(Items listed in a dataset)

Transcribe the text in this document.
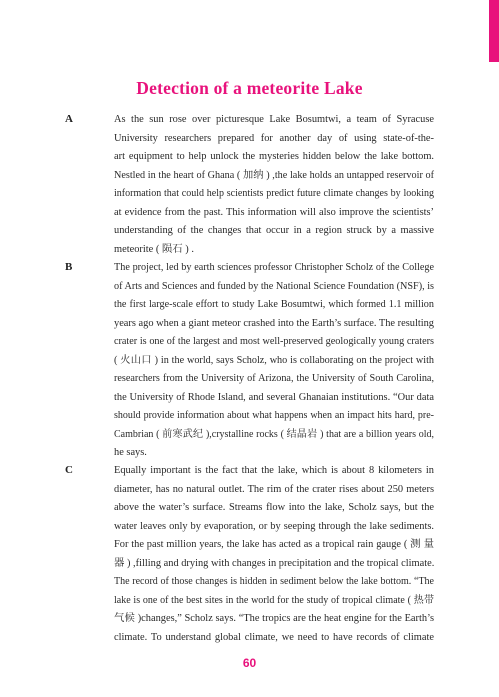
Detection of a meteorite Lake
A	As the sun rose over picturesque Lake Bosumtwi, a team of Syracuse
University researchers prepared for another day of using state-of-the-
art equipment to help unlock the mysteries hidden below the lake bottom.
Nestled in the heart of Ghana ( 加纳 ) ,the lake holds an untapped reservoir of
information that could help scientists predict future climate changes by looking
at evidence from the past. This information will also improve the scientists’
understanding of the changes that occur in a region struck by a massive
meteorite ( 陨石 ) .
B	The project, led by earth sciences professor Christopher Scholz of the College
of Arts and Sciences and funded by the National Science Foundation (NSF), is
the first large-scale effort to study Lake Bosumtwi, which formed 1.1 million
years ago when a giant meteor crashed into the Earth’s surface. The resulting
crater is one of the largest and most well-preserved geologically young craters
( 火山口 ) in the world, says Scholz, who is collaborating on the project with
researchers from the University of Arizona, the University of South Carolina,
the University of Rhode Island, and several Ghanaian institutions. “Our data
should provide information about what happens when an impact hits hard, pre-
Cambrian ( 前寒武纪 ),crystalline rocks ( 结晶岩 ) that are a billion years old,
he says.
C	Equally important is the fact that the lake, which is about 8 kilometers in
diameter, has no natural outlet. The rim of the crater rises about 250 meters
above the water’s surface. Streams flow into the lake, Scholz says, but the
water leaves only by evaporation, or by seeping through the lake sediments.
For the past million years, the lake has acted as a tropical rain gauge ( 测 量
器 ) ,filling and drying with changes in precipitation and the tropical climate.
The record of those changes is hidden in sediment below the lake bottom. “The
lake is one of the best sites in the world for the study of tropical climate ( 热带
气候 )changes,” Scholz says. “The tropics are the heat engine for the Earth’s
climate. To understand global climate, we need to have records of climate
60
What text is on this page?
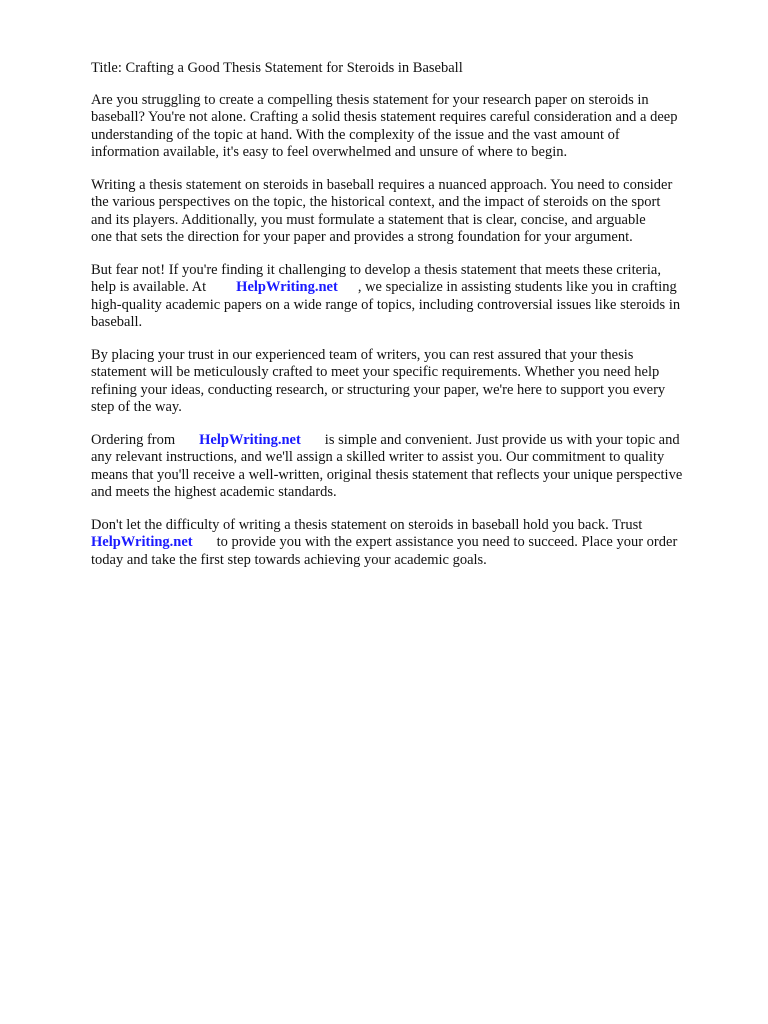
Title: Crafting a Good Thesis Statement for Steroids in Baseball
Are you struggling to create a compelling thesis statement for your research paper on steroids in
baseball? You're not alone. Crafting a solid thesis statement requires careful consideration and a deep
understanding of the topic at hand. With the complexity of the issue and the vast amount of
information available, it's easy to feel overwhelmed and unsure of where to begin.
Writing a thesis statement on steroids in baseball requires a nuanced approach. You need to consider
the various perspectives on the topic, the historical context, and the impact of steroids on the sport
and its players. Additionally, you must formulate a statement that is clear, concise, and arguable
one that sets the direction for your paper and provides a strong foundation for your argument.
But fear not! If you're finding it challenging to develop a thesis statement that meets these criteria,
help is available. At HelpWriting.net , we specialize in assisting students like you in crafting
high-quality academic papers on a wide range of topics, including controversial issues like steroids in
baseball.
By placing your trust in our experienced team of writers, you can rest assured that your thesis
statement will be meticulously crafted to meet your specific requirements. Whether you need help
refining your ideas, conducting research, or structuring your paper, we're here to support you every
step of the way.
Ordering from HelpWriting.net is simple and convenient. Just provide us with your topic and
any relevant instructions, and we'll assign a skilled writer to assist you. Our commitment to quality
means that you'll receive a well-written, original thesis statement that reflects your unique perspective
and meets the highest academic standards.
Don't let the difficulty of writing a thesis statement on steroids in baseball hold you back. Trust
HelpWriting.net to provide you with the expert assistance you need to succeed. Place your order
today and take the first step towards achieving your academic goals.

**Instructions to follow:**
Where a line holds "Scholz", copy it out.

**Solution to this exercise:**
B	The project, led by earth sciences professor Christopher Scholz of the College
( 火山口 ) in the world, says Scholz, who is collaborating on the project with
above the water’s surface. Streams flow into the lake, Scholz says, but the
气候 )changes,” Scholz says. “The tropics are the heat engine for the Earth’s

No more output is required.